The problem — Copy out each line of the material below that holds the string "turn".

Records to use —

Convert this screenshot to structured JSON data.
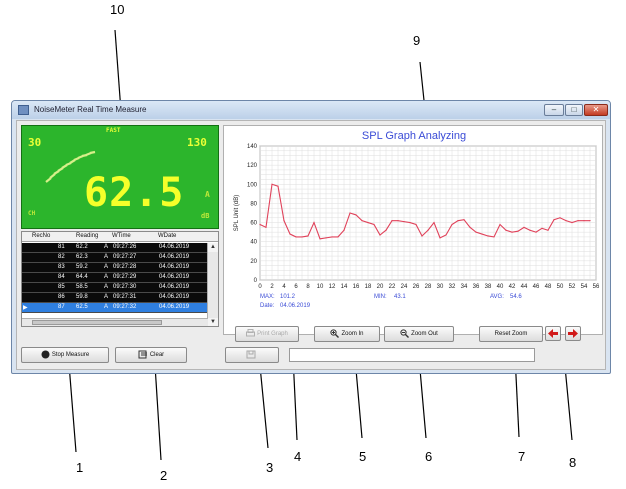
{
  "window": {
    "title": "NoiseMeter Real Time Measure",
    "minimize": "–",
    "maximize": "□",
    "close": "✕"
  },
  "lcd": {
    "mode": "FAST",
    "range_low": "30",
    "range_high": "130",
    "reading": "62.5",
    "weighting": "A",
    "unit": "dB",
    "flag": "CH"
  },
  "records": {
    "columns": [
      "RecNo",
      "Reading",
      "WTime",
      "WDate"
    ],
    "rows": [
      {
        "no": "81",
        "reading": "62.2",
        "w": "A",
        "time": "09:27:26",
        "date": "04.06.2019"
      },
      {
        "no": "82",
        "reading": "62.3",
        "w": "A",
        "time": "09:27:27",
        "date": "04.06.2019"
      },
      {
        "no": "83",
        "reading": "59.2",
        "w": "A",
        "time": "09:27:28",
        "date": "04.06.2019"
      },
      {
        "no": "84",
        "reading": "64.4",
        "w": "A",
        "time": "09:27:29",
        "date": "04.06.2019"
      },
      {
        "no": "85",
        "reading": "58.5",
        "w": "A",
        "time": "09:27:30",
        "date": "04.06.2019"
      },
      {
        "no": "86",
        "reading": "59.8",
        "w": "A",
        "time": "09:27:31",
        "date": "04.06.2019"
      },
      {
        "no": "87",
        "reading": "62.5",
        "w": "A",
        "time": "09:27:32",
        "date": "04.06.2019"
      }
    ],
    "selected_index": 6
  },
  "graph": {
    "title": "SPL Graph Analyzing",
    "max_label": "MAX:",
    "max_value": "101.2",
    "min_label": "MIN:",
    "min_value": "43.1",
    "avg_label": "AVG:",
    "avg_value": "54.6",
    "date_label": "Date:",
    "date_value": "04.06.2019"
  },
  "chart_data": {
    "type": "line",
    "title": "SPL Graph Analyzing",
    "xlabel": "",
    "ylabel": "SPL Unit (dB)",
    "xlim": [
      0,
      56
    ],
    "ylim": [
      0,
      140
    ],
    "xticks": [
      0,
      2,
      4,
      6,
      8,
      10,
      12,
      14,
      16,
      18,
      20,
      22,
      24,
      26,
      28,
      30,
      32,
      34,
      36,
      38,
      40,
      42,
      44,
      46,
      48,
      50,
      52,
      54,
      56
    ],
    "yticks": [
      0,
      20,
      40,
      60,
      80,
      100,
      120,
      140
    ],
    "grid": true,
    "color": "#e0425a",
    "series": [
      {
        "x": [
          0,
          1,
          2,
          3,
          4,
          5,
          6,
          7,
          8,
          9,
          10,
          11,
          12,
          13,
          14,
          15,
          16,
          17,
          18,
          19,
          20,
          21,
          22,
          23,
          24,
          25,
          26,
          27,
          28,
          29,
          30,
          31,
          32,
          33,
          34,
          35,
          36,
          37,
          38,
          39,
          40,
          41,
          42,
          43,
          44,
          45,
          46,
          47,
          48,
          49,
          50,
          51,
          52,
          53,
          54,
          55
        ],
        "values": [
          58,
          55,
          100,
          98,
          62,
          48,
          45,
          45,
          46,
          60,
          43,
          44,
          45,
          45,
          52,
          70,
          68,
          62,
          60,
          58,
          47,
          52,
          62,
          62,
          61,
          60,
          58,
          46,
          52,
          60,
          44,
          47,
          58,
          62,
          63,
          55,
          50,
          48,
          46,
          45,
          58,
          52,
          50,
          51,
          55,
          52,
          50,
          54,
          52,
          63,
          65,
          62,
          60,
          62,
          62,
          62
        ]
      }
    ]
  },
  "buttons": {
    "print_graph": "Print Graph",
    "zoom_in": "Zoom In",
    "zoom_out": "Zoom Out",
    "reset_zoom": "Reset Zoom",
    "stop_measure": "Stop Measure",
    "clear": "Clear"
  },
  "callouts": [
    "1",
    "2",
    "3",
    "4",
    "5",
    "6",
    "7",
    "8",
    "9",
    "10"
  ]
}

---

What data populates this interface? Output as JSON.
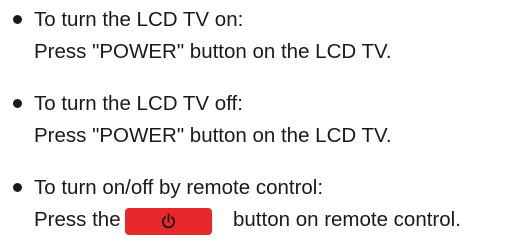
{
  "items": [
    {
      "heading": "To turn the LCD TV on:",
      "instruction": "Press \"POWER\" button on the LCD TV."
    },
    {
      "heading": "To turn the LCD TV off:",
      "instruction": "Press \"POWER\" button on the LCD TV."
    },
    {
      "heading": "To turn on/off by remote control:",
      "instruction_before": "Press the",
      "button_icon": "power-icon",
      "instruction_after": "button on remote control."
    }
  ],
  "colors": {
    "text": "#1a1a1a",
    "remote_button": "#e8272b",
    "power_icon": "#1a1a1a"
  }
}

Exercise answer —
      "heading": "To turn the LCD TV on:",
      "heading": "To turn the LCD TV off:",
      "heading": "To turn on/off by remote control:",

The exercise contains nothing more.